=== DATA PROVIDED ===
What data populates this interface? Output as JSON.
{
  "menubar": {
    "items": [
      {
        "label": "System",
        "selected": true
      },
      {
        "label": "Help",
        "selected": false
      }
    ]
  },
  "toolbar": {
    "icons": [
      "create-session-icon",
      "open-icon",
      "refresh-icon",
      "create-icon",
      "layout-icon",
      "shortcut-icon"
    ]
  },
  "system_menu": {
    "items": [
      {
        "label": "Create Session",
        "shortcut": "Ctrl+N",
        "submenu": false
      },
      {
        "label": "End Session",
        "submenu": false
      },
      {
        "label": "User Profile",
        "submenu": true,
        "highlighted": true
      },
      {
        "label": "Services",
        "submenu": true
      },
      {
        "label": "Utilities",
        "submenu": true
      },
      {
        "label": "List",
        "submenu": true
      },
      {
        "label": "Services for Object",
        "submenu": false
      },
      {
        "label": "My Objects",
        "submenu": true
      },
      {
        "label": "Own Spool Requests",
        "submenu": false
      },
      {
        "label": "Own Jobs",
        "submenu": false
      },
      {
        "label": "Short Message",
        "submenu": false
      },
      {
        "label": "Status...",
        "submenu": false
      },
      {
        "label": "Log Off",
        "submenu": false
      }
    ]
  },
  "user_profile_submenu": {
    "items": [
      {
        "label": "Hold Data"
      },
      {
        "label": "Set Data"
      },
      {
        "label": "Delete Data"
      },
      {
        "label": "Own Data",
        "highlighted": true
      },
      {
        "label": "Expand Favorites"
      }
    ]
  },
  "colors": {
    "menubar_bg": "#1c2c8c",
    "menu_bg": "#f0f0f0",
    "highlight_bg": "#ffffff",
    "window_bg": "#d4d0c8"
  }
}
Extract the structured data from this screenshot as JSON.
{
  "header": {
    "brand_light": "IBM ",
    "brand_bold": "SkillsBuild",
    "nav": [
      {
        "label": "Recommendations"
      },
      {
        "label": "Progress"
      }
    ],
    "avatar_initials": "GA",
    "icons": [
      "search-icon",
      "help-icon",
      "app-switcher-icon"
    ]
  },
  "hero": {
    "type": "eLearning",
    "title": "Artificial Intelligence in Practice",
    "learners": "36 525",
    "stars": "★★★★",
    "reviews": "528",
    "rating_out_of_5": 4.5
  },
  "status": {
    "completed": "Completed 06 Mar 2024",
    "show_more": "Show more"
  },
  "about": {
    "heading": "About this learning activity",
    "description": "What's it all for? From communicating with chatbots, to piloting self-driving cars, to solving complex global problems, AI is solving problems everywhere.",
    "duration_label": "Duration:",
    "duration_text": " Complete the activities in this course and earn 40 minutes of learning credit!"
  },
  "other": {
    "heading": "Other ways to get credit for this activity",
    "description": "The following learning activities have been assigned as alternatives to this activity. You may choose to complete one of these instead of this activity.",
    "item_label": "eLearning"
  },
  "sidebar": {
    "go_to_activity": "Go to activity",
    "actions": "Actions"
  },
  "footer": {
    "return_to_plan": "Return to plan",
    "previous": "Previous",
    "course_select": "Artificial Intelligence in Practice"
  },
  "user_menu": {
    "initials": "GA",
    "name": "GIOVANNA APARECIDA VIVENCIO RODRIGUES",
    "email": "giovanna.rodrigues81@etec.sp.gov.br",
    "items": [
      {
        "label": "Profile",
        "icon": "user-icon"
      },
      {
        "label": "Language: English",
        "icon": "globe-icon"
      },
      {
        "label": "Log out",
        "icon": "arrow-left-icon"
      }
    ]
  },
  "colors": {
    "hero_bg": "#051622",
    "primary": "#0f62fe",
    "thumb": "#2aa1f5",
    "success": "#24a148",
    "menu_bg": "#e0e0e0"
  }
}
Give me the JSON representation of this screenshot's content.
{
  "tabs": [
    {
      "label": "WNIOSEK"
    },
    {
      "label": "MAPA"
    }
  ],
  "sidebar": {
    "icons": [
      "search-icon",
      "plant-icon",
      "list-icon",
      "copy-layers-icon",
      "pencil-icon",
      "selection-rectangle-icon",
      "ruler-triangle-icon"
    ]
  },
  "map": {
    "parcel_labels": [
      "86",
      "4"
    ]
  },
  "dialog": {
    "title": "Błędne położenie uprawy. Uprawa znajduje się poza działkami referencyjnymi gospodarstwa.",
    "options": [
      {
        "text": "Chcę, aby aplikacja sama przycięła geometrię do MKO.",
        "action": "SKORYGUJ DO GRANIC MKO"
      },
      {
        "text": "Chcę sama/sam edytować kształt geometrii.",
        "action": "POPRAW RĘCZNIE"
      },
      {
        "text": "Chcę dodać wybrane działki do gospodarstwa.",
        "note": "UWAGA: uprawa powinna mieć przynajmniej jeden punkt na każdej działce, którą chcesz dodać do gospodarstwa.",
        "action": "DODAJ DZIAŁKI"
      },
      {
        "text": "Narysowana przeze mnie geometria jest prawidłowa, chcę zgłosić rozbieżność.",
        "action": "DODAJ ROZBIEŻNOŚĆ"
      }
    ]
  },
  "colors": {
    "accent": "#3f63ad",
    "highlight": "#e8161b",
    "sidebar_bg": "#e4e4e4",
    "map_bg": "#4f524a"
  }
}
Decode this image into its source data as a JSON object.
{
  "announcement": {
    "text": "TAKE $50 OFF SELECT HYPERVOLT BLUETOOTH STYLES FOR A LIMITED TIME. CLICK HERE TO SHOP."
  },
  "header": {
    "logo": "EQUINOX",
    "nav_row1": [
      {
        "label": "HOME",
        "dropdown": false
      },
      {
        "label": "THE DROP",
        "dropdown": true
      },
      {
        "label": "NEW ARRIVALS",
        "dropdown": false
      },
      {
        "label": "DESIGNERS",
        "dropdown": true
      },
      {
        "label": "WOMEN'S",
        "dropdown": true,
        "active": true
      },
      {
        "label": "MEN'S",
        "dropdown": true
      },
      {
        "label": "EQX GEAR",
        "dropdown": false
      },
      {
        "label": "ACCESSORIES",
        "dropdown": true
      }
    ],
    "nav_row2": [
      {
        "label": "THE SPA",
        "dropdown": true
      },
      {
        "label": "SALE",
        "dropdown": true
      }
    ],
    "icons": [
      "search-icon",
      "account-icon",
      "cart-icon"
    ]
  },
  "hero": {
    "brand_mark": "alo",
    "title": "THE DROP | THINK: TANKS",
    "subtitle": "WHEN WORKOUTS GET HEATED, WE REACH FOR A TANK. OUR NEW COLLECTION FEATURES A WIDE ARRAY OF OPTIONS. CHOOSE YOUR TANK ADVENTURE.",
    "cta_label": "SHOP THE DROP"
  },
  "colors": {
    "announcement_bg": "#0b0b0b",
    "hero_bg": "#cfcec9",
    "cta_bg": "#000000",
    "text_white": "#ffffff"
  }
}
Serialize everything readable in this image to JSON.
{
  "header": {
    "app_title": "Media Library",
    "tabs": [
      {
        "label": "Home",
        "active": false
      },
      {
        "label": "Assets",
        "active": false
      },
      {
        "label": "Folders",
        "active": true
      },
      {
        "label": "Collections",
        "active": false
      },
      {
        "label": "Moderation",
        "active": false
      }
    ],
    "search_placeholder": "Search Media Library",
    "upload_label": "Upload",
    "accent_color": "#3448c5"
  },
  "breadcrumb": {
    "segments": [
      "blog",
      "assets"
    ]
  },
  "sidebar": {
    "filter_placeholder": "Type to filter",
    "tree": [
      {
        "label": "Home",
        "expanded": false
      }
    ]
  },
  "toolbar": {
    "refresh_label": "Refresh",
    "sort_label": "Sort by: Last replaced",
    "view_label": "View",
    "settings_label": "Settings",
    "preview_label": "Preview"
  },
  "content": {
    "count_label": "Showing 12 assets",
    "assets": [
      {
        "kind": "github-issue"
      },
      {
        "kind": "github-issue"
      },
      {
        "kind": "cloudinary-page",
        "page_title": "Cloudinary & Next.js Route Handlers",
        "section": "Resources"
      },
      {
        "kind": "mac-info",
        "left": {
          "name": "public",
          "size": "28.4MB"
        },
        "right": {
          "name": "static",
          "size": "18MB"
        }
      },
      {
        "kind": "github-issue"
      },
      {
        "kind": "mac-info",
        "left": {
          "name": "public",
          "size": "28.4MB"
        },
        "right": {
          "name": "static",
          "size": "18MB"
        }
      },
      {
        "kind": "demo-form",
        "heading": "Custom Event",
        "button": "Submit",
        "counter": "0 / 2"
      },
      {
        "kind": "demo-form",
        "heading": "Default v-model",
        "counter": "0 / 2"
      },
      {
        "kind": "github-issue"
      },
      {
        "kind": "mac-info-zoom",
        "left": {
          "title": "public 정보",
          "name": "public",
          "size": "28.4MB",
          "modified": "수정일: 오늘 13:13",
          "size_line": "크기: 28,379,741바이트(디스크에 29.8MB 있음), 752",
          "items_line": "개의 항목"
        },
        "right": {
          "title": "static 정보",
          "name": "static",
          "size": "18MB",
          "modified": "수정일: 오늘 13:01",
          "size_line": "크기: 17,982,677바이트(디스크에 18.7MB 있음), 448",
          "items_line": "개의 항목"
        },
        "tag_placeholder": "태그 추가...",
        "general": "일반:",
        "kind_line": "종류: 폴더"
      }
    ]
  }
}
===
EXERCISE PROMPT: From the listing, copy every line where the string "디스크에" appears.

EXPECTED OUTPUT:
          "size_line": "크기: 28,379,741바이트(디스크에 29.8MB 있음), 752",
          "size_line": "크기: 17,982,677바이트(디스크에 18.7MB 있음), 448",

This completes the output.